■ Your task:
Everything in the records below should be printed exactly, except the pictures.

■ Source data:
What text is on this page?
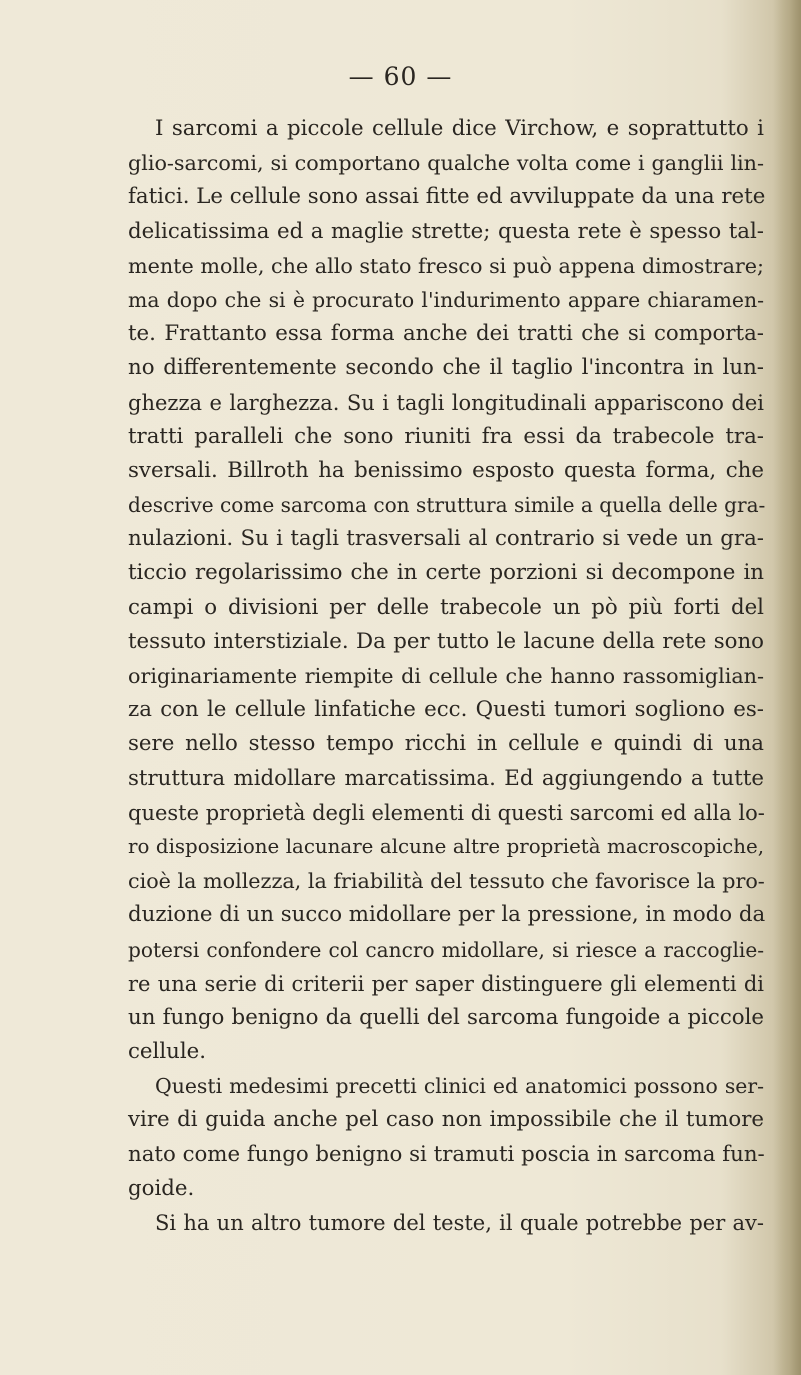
— 60 —
I sarcomi a piccole cellule dice Virchow, e soprattutto i
glio-sarcomi, si comportano qualche volta come i ganglii lin-
fatici. Le cellule sono assai fitte ed avviluppate da una rete
delicatissima ed a maglie strette; questa rete è spesso tal-
mente molle, che allo stato fresco si può appena dimostrare;
ma dopo che si è procurato l'indurimento appare chiaramen-
te. Frattanto essa forma anche dei tratti che si comporta-
no differentemente secondo che il taglio l'incontra in lun-
ghezza e larghezza. Su i tagli longitudinali appariscono dei
tratti paralleli che sono riuniti fra essi da trabecole tra-
sversali. Billroth ha benissimo esposto questa forma, che
descrive come sarcoma con struttura simile a quella delle gra-
nulazioni. Su i tagli trasversali al contrario si vede un gra-
ticcio regolarissimo che in certe porzioni si decompone in
campi o divisioni per delle trabecole un pò più forti del
tessuto interstiziale. Da per tutto le lacune della rete sono
originariamente riempite di cellule che hanno rassomiglian-
za con le cellule linfatiche ecc. Questi tumori sogliono es-
sere nello stesso tempo ricchi in cellule e quindi di una
struttura midollare marcatissima. Ed aggiungendo a tutte
queste proprietà degli elementi di questi sarcomi ed alla lo-
ro disposizione lacunare alcune altre proprietà macroscopiche,
cioè la mollezza, la friabilità del tessuto che favorisce la pro-
duzione di un succo midollare per la pressione, in modo da
potersi confondere col cancro midollare, si riesce a raccoglie-
re una serie di criterii per saper distinguere gli elementi di
un fungo benigno da quelli del sarcoma fungoide a piccole
cellule.
Questi medesimi precetti clinici ed anatomici possono ser-
vire di guida anche pel caso non impossibile che il tumore
nato come fungo benigno si tramuti poscia in sarcoma fun-
goide.
Si ha un altro tumore del teste, il quale potrebbe per av-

■ Response below:
What text is on this page?
— 60 —
I sarcomi a piccole cellule dice Virchow, e soprattutto i
glio-sarcomi, si comportano qualche volta come i ganglii lin-
fatici. Le cellule sono assai fitte ed avviluppate da una rete
delicatissima ed a maglie strette; questa rete è spesso tal-
mente molle, che allo stato fresco si può appena dimostrare;
ma dopo che si è procurato l'indurimento appare chiaramen-
te. Frattanto essa forma anche dei tratti che si comporta-
no differentemente secondo che il taglio l'incontra in lun-
ghezza e larghezza. Su i tagli longitudinali appariscono dei
tratti paralleli che sono riuniti fra essi da trabecole tra-
sversali. Billroth ha benissimo esposto questa forma, che
descrive come sarcoma con struttura simile a quella delle gra-
nulazioni. Su i tagli trasversali al contrario si vede un gra-
ticcio regolarissimo che in certe porzioni si decompone in
campi o divisioni per delle trabecole un pò più forti del
tessuto interstiziale. Da per tutto le lacune della rete sono
originariamente riempite di cellule che hanno rassomiglian-
za con le cellule linfatiche ecc. Questi tumori sogliono es-
sere nello stesso tempo ricchi in cellule e quindi di una
struttura midollare marcatissima. Ed aggiungendo a tutte
queste proprietà degli elementi di questi sarcomi ed alla lo-
ro disposizione lacunare alcune altre proprietà macroscopiche,
cioè la mollezza, la friabilità del tessuto che favorisce la pro-
duzione di un succo midollare per la pressione, in modo da
potersi confondere col cancro midollare, si riesce a raccoglie-
re una serie di criterii per saper distinguere gli elementi di
un fungo benigno da quelli del sarcoma fungoide a piccole
cellule.
Questi medesimi precetti clinici ed anatomici possono ser-
vire di guida anche pel caso non impossibile che il tumore
nato come fungo benigno si tramuti poscia in sarcoma fun-
goide.
Si ha un altro tumore del teste, il quale potrebbe per av-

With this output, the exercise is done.